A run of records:
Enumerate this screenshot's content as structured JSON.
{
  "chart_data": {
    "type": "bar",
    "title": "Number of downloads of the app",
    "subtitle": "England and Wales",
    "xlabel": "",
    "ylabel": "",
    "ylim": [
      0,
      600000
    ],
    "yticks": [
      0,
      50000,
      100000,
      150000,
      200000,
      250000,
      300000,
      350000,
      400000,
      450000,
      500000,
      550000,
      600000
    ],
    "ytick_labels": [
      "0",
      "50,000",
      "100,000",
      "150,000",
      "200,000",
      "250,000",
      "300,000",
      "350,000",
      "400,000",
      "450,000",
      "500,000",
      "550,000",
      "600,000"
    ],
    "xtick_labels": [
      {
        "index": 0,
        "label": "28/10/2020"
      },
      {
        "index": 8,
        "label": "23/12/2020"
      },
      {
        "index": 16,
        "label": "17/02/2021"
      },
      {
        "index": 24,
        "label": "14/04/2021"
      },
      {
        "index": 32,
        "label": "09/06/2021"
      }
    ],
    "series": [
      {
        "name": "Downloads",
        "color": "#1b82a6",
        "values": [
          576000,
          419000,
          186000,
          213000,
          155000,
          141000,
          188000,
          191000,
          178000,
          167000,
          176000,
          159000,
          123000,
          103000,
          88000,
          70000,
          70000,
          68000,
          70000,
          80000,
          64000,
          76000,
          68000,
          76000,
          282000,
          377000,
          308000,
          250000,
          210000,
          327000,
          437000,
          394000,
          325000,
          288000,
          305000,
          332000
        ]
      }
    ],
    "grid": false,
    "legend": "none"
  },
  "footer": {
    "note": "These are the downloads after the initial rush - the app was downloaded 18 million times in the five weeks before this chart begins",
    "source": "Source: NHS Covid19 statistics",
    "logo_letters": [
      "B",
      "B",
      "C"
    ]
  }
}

- [WHAT YOU SHOULD DO]:
How many lines in the records above hold the word "this"? Give only the number.

- [CORRECT OUTPUT]:
2